• TO BE DONE: Repeat every line of the data exactly, but not the pictures.

• ENTRIES PROVIDED:

— BEGIN —

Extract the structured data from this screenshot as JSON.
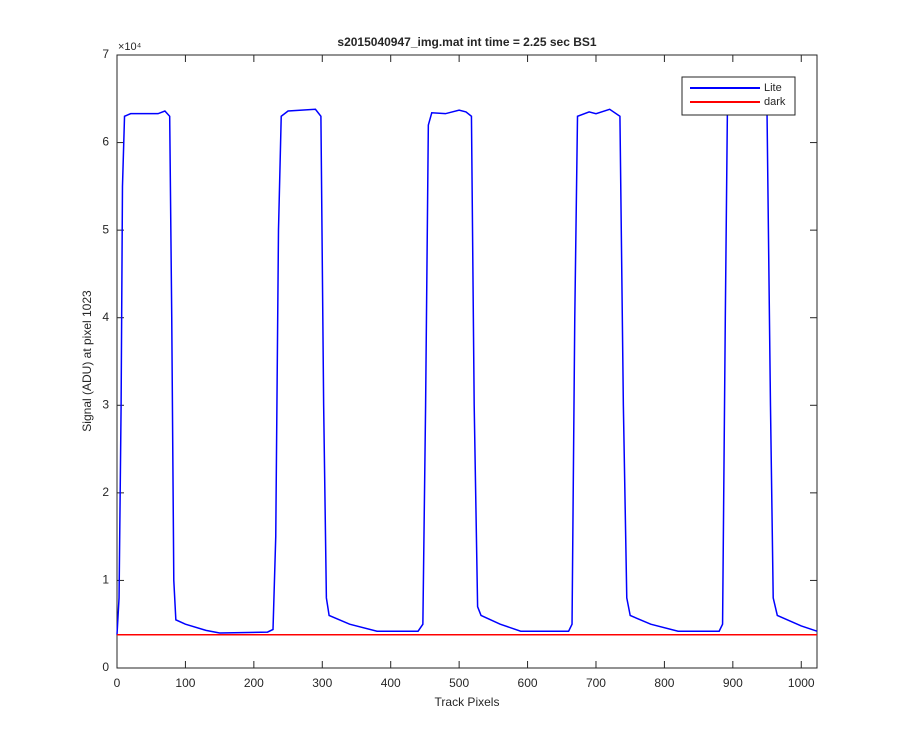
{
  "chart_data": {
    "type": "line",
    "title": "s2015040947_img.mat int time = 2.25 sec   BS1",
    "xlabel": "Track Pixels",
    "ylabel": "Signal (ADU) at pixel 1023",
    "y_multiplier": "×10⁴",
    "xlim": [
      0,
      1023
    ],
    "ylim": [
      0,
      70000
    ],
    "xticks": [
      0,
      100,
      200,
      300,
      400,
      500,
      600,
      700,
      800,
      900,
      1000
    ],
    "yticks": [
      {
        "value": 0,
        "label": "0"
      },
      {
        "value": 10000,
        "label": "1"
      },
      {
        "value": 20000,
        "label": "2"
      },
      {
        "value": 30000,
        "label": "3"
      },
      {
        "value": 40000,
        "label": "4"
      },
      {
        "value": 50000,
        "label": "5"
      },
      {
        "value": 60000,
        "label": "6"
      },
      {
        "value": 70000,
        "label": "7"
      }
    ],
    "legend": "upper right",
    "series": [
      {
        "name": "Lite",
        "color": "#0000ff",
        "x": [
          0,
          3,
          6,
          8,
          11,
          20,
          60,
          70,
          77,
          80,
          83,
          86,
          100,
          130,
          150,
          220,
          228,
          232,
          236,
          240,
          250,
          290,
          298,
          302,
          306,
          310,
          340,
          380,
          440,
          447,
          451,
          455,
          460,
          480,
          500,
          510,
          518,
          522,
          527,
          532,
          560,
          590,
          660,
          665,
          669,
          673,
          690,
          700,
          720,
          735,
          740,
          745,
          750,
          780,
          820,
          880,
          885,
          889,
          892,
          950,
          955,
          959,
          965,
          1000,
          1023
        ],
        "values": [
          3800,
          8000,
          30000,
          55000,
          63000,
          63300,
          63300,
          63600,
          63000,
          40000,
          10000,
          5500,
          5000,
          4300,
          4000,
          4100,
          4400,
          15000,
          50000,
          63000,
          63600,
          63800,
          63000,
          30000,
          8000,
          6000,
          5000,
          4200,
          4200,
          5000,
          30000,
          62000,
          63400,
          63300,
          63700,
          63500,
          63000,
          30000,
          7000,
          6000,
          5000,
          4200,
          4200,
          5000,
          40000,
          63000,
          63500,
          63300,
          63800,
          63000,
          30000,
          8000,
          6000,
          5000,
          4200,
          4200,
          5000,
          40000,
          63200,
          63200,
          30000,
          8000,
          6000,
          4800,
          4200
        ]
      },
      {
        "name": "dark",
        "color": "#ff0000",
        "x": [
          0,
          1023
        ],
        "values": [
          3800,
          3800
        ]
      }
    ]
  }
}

— END —

• OUTPUT BELOW:
Extract the structured data from this screenshot as JSON.
{
  "chart_data": {
    "type": "line",
    "title": "s2015040947_img.mat int time = 2.25 sec   BS1",
    "xlabel": "Track Pixels",
    "ylabel": "Signal (ADU) at pixel 1023",
    "y_multiplier": "×10⁴",
    "xlim": [
      0,
      1023
    ],
    "ylim": [
      0,
      70000
    ],
    "xticks": [
      0,
      100,
      200,
      300,
      400,
      500,
      600,
      700,
      800,
      900,
      1000
    ],
    "yticks": [
      {
        "value": 0,
        "label": "0"
      },
      {
        "value": 10000,
        "label": "1"
      },
      {
        "value": 20000,
        "label": "2"
      },
      {
        "value": 30000,
        "label": "3"
      },
      {
        "value": 40000,
        "label": "4"
      },
      {
        "value": 50000,
        "label": "5"
      },
      {
        "value": 60000,
        "label": "6"
      },
      {
        "value": 70000,
        "label": "7"
      }
    ],
    "legend": "upper right",
    "series": [
      {
        "name": "Lite",
        "color": "#0000ff",
        "x": [
          0,
          3,
          6,
          8,
          11,
          20,
          60,
          70,
          77,
          80,
          83,
          86,
          100,
          130,
          150,
          220,
          228,
          232,
          236,
          240,
          250,
          290,
          298,
          302,
          306,
          310,
          340,
          380,
          440,
          447,
          451,
          455,
          460,
          480,
          500,
          510,
          518,
          522,
          527,
          532,
          560,
          590,
          660,
          665,
          669,
          673,
          690,
          700,
          720,
          735,
          740,
          745,
          750,
          780,
          820,
          880,
          885,
          889,
          892,
          950,
          955,
          959,
          965,
          1000,
          1023
        ],
        "values": [
          3800,
          8000,
          30000,
          55000,
          63000,
          63300,
          63300,
          63600,
          63000,
          40000,
          10000,
          5500,
          5000,
          4300,
          4000,
          4100,
          4400,
          15000,
          50000,
          63000,
          63600,
          63800,
          63000,
          30000,
          8000,
          6000,
          5000,
          4200,
          4200,
          5000,
          30000,
          62000,
          63400,
          63300,
          63700,
          63500,
          63000,
          30000,
          7000,
          6000,
          5000,
          4200,
          4200,
          5000,
          40000,
          63000,
          63500,
          63300,
          63800,
          63000,
          30000,
          8000,
          6000,
          5000,
          4200,
          4200,
          5000,
          40000,
          63200,
          63200,
          30000,
          8000,
          6000,
          4800,
          4200
        ]
      },
      {
        "name": "dark",
        "color": "#ff0000",
        "x": [
          0,
          1023
        ],
        "values": [
          3800,
          3800
        ]
      }
    ]
  }
}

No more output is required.